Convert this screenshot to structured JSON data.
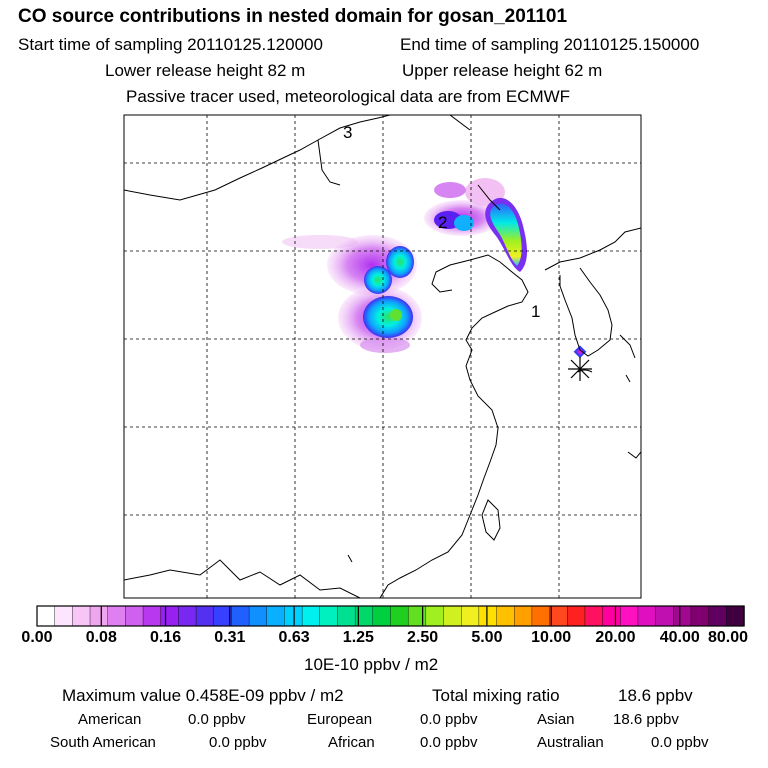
{
  "header": {
    "title": "CO  source contributions in nested domain for gosan_201101",
    "start_label": "Start time of sampling 20110125.120000",
    "end_label": "End time of sampling 20110125.150000",
    "lower_label": "Lower release height   82 m",
    "upper_label": "Upper release height   62 m",
    "note": "Passive tracer used, meteorological data are from ECMWF"
  },
  "map": {
    "region_labels": [
      "1",
      "2",
      "3"
    ],
    "receptor_marker": "asterisk-icon"
  },
  "colorbar": {
    "tick_labels": [
      "0.00",
      "0.08",
      "0.16",
      "0.31",
      "0.63",
      "1.25",
      "2.50",
      "5.00",
      "10.00",
      "20.00",
      "40.00",
      "80.00"
    ],
    "units": "10E-10 ppbv / m2",
    "colors": [
      "#ffffff",
      "#fde6fd",
      "#f7c6f7",
      "#efa6ef",
      "#e080f0",
      "#d060f0",
      "#b838f0",
      "#9820f0",
      "#7828f0",
      "#5530f0",
      "#3840ff",
      "#2060ff",
      "#1090ff",
      "#08b0ff",
      "#00d0ff",
      "#00f0f0",
      "#00f0c0",
      "#00e090",
      "#00d868",
      "#00d040",
      "#20d020",
      "#60e020",
      "#a0f020",
      "#d0f020",
      "#f0f020",
      "#ffe000",
      "#ffc000",
      "#ffa000",
      "#ff7000",
      "#ff4820",
      "#ff2020",
      "#ff1060",
      "#ff00a0",
      "#ff10c0",
      "#e010c0",
      "#c010b0",
      "#a00890",
      "#800070",
      "#600060",
      "#400040"
    ]
  },
  "footer": {
    "max_label": "Maximum value  0.458E-09 ppbv / m2",
    "total_label": "Total mixing ratio",
    "total_value": "18.6 ppbv",
    "contributions": [
      {
        "name": "American",
        "value": "0.0 ppbv"
      },
      {
        "name": "European",
        "value": "0.0 ppbv"
      },
      {
        "name": "Asian",
        "value": "18.6 ppbv"
      },
      {
        "name": "South American",
        "value": "0.0 ppbv"
      },
      {
        "name": "African",
        "value": "0.0 ppbv"
      },
      {
        "name": "Australian",
        "value": "0.0 ppbv"
      }
    ]
  }
}
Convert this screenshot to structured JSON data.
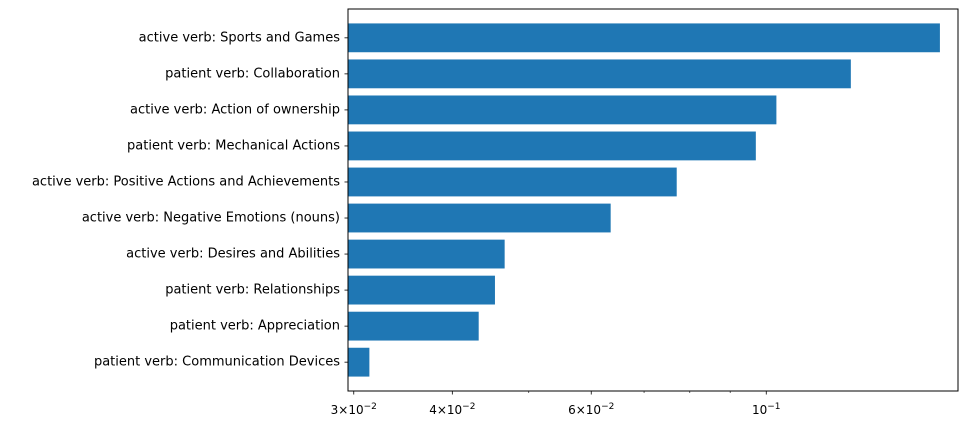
{
  "chart_data": {
    "type": "bar",
    "orientation": "horizontal",
    "x_scale": "log",
    "title": "",
    "xlabel": "",
    "ylabel": "",
    "xlim": [
      0.0295,
      0.175
    ],
    "grid": false,
    "bar_color": "#1f77b4",
    "categories": [
      "active verb: Sports and Games",
      "patient verb: Collaboration",
      "active verb: Action of ownership",
      "patient verb: Mechanical Actions",
      "active verb: Positive Actions and Achievements",
      "active verb: Negative Emotions (nouns)",
      "active verb: Desires and Abilities",
      "patient verb: Relationships",
      "patient verb: Appreciation",
      "patient verb: Communication Devices"
    ],
    "values": [
      0.166,
      0.128,
      0.103,
      0.097,
      0.077,
      0.0635,
      0.0466,
      0.0453,
      0.0432,
      0.0314
    ],
    "x_ticks": [
      {
        "value": 0.03,
        "base": "3×10",
        "exp": "−2"
      },
      {
        "value": 0.04,
        "base": "4×10",
        "exp": "−2"
      },
      {
        "value": 0.06,
        "base": "6×10",
        "exp": "−2"
      },
      {
        "value": 0.1,
        "base": "10",
        "exp": "−1"
      }
    ],
    "x_minor_ticks": [
      0.05,
      0.07,
      0.08,
      0.09
    ]
  }
}
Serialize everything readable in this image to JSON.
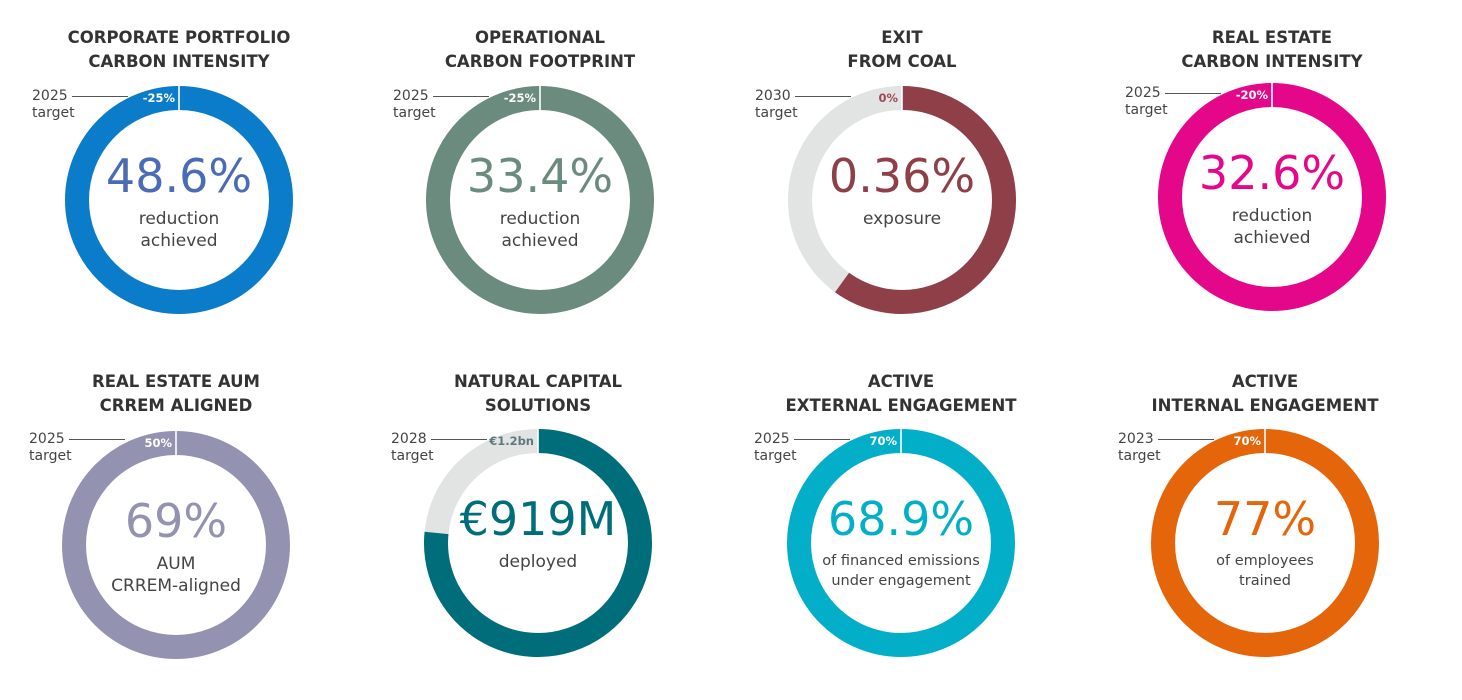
{
  "chart_data": [
    {
      "type": "pie",
      "title": [
        "CORPORATE PORTFOLIO",
        "CARBON INTENSITY"
      ],
      "target_text": [
        "2025",
        "target"
      ],
      "target_label": "-25%",
      "value": 48.6,
      "value_text": "48.6%",
      "description": [
        "reduction",
        "achieved"
      ],
      "color": "#0A7CC9",
      "value_color": "#4A6CB5",
      "track_color": "#0A7CC9",
      "target_label_color": "#ffffff"
    },
    {
      "type": "pie",
      "title": [
        "OPERATIONAL",
        "CARBON FOOTPRINT"
      ],
      "target_text": [
        "2025",
        "target"
      ],
      "target_label": "-25%",
      "value": 33.4,
      "value_text": "33.4%",
      "description": [
        "reduction",
        "achieved"
      ],
      "color": "#6A8B7E",
      "value_color": "#6A8B7E",
      "track_color": "#6A8B7E",
      "target_label_color": "#ffffff"
    },
    {
      "type": "pie",
      "title": [
        "EXIT",
        "FROM COAL"
      ],
      "target_text": [
        "2030",
        "target"
      ],
      "target_label": "0%",
      "value": 0.36,
      "value_text": "0.36%",
      "description": [
        "exposure"
      ],
      "color": "#8E3F47",
      "value_color": "#8E3F47",
      "track_color": "#E2E3E3",
      "target_label_color": "#9C4A52",
      "filled_fraction": 0.6
    },
    {
      "type": "pie",
      "title": [
        "REAL ESTATE",
        "CARBON INTENSITY"
      ],
      "target_text": [
        "2025",
        "target"
      ],
      "target_label": "-20%",
      "value": 32.6,
      "value_text": "32.6%",
      "description": [
        "reduction",
        "achieved"
      ],
      "color": "#E5078A",
      "value_color": "#E5078A",
      "track_color": "#E5078A",
      "target_label_color": "#ffffff"
    },
    {
      "type": "pie",
      "title": [
        "REAL ESTATE AUM",
        "CRREM ALIGNED"
      ],
      "target_text": [
        "2025",
        "target"
      ],
      "target_label": "50%",
      "value": 69,
      "value_text": "69%",
      "description": [
        "AUM",
        "CRREM-aligned"
      ],
      "color": "#9392B0",
      "value_color": "#9392B0",
      "track_color": "#9392B0",
      "target_label_color": "#ffffff"
    },
    {
      "type": "pie",
      "title": [
        "NATURAL CAPITAL",
        "SOLUTIONS"
      ],
      "target_text": [
        "2028",
        "target"
      ],
      "target_label": "€1.2bn",
      "value": 919,
      "value_text": "€919M",
      "description": [
        "deployed"
      ],
      "color": "#006E7A",
      "value_color": "#006E7A",
      "track_color": "#E2E3E3",
      "target_label_color": "#5E7A80",
      "filled_fraction": 0.7658
    },
    {
      "type": "pie",
      "title": [
        "ACTIVE",
        "EXTERNAL ENGAGEMENT"
      ],
      "target_text": [
        "2025",
        "target"
      ],
      "target_label": "70%",
      "value": 68.9,
      "value_text": "68.9%",
      "description": [
        "of financed emissions",
        "under engagement"
      ],
      "color": "#03AFC8",
      "value_color": "#03AFC8",
      "track_color": "#03AFC8",
      "target_label_color": "#ffffff"
    },
    {
      "type": "pie",
      "title": [
        "ACTIVE",
        "INTERNAL ENGAGEMENT"
      ],
      "target_text": [
        "2023",
        "target"
      ],
      "target_label": "70%",
      "value": 77,
      "value_text": "77%",
      "description": [
        "of employees",
        "trained"
      ],
      "color": "#E4650A",
      "value_color": "#E4650A",
      "track_color": "#E4650A",
      "target_label_color": "#ffffff"
    }
  ]
}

********************

▸ **What the exercise asks**: Without the pictures, transcribe the listing above exactly.

▸ **Problem solution**:
Convert this screenshot to structured JSON data.
{
  "header": {
    "title": "CO  source contributions in nested domain for gosan_201101",
    "start_label": "Start time of sampling 20110125.120000",
    "end_label": "End time of sampling 20110125.150000",
    "lower_label": "Lower release height   82 m",
    "upper_label": "Upper release height   62 m",
    "note": "Passive tracer used, meteorological data are from ECMWF"
  },
  "map": {
    "region_labels": [
      "1",
      "2",
      "3"
    ],
    "receptor_marker": "asterisk-icon"
  },
  "colorbar": {
    "tick_labels": [
      "0.00",
      "0.08",
      "0.16",
      "0.31",
      "0.63",
      "1.25",
      "2.50",
      "5.00",
      "10.00",
      "20.00",
      "40.00",
      "80.00"
    ],
    "units": "10E-10 ppbv / m2",
    "colors": [
      "#ffffff",
      "#fde6fd",
      "#f7c6f7",
      "#efa6ef",
      "#e080f0",
      "#d060f0",
      "#b838f0",
      "#9820f0",
      "#7828f0",
      "#5530f0",
      "#3840ff",
      "#2060ff",
      "#1090ff",
      "#08b0ff",
      "#00d0ff",
      "#00f0f0",
      "#00f0c0",
      "#00e090",
      "#00d868",
      "#00d040",
      "#20d020",
      "#60e020",
      "#a0f020",
      "#d0f020",
      "#f0f020",
      "#ffe000",
      "#ffc000",
      "#ffa000",
      "#ff7000",
      "#ff4820",
      "#ff2020",
      "#ff1060",
      "#ff00a0",
      "#ff10c0",
      "#e010c0",
      "#c010b0",
      "#a00890",
      "#800070",
      "#600060",
      "#400040"
    ]
  },
  "footer": {
    "max_label": "Maximum value  0.458E-09 ppbv / m2",
    "total_label": "Total mixing ratio",
    "total_value": "18.6 ppbv",
    "contributions": [
      {
        "name": "American",
        "value": "0.0 ppbv"
      },
      {
        "name": "European",
        "value": "0.0 ppbv"
      },
      {
        "name": "Asian",
        "value": "18.6 ppbv"
      },
      {
        "name": "South American",
        "value": "0.0 ppbv"
      },
      {
        "name": "African",
        "value": "0.0 ppbv"
      },
      {
        "name": "Australian",
        "value": "0.0 ppbv"
      }
    ]
  }
}
Convert this screenshot to structured JSON data.
{
  "chart_data": {
    "type": "bar",
    "orientation": "horizontal",
    "x_scale": "log",
    "title": "",
    "xlabel": "",
    "ylabel": "",
    "xlim": [
      0.0295,
      0.175
    ],
    "grid": false,
    "bar_color": "#1f77b4",
    "categories": [
      "active verb: Sports and Games",
      "patient verb: Collaboration",
      "active verb: Action of ownership",
      "patient verb: Mechanical Actions",
      "active verb: Positive Actions and Achievements",
      "active verb: Negative Emotions (nouns)",
      "active verb: Desires and Abilities",
      "patient verb: Relationships",
      "patient verb: Appreciation",
      "patient verb: Communication Devices"
    ],
    "values": [
      0.166,
      0.128,
      0.103,
      0.097,
      0.077,
      0.0635,
      0.0466,
      0.0453,
      0.0432,
      0.0314
    ],
    "x_ticks": [
      {
        "value": 0.03,
        "base": "3×10",
        "exp": "−2"
      },
      {
        "value": 0.04,
        "base": "4×10",
        "exp": "−2"
      },
      {
        "value": 0.06,
        "base": "6×10",
        "exp": "−2"
      },
      {
        "value": 0.1,
        "base": "10",
        "exp": "−1"
      }
    ],
    "x_minor_ticks": [
      0.05,
      0.07,
      0.08,
      0.09
    ]
  }
}
Serialize everything readable in this image to JSON.
{
  "chart_data": [
    {
      "type": "pie",
      "title": [
        "CORPORATE PORTFOLIO",
        "CARBON INTENSITY"
      ],
      "target_text": [
        "2025",
        "target"
      ],
      "target_label": "-25%",
      "value": 48.6,
      "value_text": "48.6%",
      "description": [
        "reduction",
        "achieved"
      ],
      "color": "#0A7CC9",
      "value_color": "#4A6CB5",
      "track_color": "#0A7CC9",
      "target_label_color": "#ffffff"
    },
    {
      "type": "pie",
      "title": [
        "OPERATIONAL",
        "CARBON FOOTPRINT"
      ],
      "target_text": [
        "2025",
        "target"
      ],
      "target_label": "-25%",
      "value": 33.4,
      "value_text": "33.4%",
      "description": [
        "reduction",
        "achieved"
      ],
      "color": "#6A8B7E",
      "value_color": "#6A8B7E",
      "track_color": "#6A8B7E",
      "target_label_color": "#ffffff"
    },
    {
      "type": "pie",
      "title": [
        "EXIT",
        "FROM COAL"
      ],
      "target_text": [
        "2030",
        "target"
      ],
      "target_label": "0%",
      "value": 0.36,
      "value_text": "0.36%",
      "description": [
        "exposure"
      ],
      "color": "#8E3F47",
      "value_color": "#8E3F47",
      "track_color": "#E2E3E3",
      "target_label_color": "#9C4A52",
      "filled_fraction": 0.6
    },
    {
      "type": "pie",
      "title": [
        "REAL ESTATE",
        "CARBON INTENSITY"
      ],
      "target_text": [
        "2025",
        "target"
      ],
      "target_label": "-20%",
      "value": 32.6,
      "value_text": "32.6%",
      "description": [
        "reduction",
        "achieved"
      ],
      "color": "#E5078A",
      "value_color": "#E5078A",
      "track_color": "#E5078A",
      "target_label_color": "#ffffff"
    },
    {
      "type": "pie",
      "title": [
        "REAL ESTATE AUM",
        "CRREM ALIGNED"
      ],
      "target_text": [
        "2025",
        "target"
      ],
      "target_label": "50%",
      "value": 69,
      "value_text": "69%",
      "description": [
        "AUM",
        "CRREM-aligned"
      ],
      "color": "#9392B0",
      "value_color": "#9392B0",
      "track_color": "#9392B0",
      "target_label_color": "#ffffff"
    },
    {
      "type": "pie",
      "title": [
        "NATURAL CAPITAL",
        "SOLUTIONS"
      ],
      "target_text": [
        "2028",
        "target"
      ],
      "target_label": "€1.2bn",
      "value": 919,
      "value_text": "€919M",
      "description": [
        "deployed"
      ],
      "color": "#006E7A",
      "value_color": "#006E7A",
      "track_color": "#E2E3E3",
      "target_label_color": "#5E7A80",
      "filled_fraction": 0.7658
    },
    {
      "type": "pie",
      "title": [
        "ACTIVE",
        "EXTERNAL ENGAGEMENT"
      ],
      "target_text": [
        "2025",
        "target"
      ],
      "target_label": "70%",
      "value": 68.9,
      "value_text": "68.9%",
      "description": [
        "of financed emissions",
        "under engagement"
      ],
      "color": "#03AFC8",
      "value_color": "#03AFC8",
      "track_color": "#03AFC8",
      "target_label_color": "#ffffff"
    },
    {
      "type": "pie",
      "title": [
        "ACTIVE",
        "INTERNAL ENGAGEMENT"
      ],
      "target_text": [
        "2023",
        "target"
      ],
      "target_label": "70%",
      "value": 77,
      "value_text": "77%",
      "description": [
        "of employees",
        "trained"
      ],
      "color": "#E4650A",
      "value_color": "#E4650A",
      "track_color": "#E4650A",
      "target_label_color": "#ffffff"
    }
  ]
}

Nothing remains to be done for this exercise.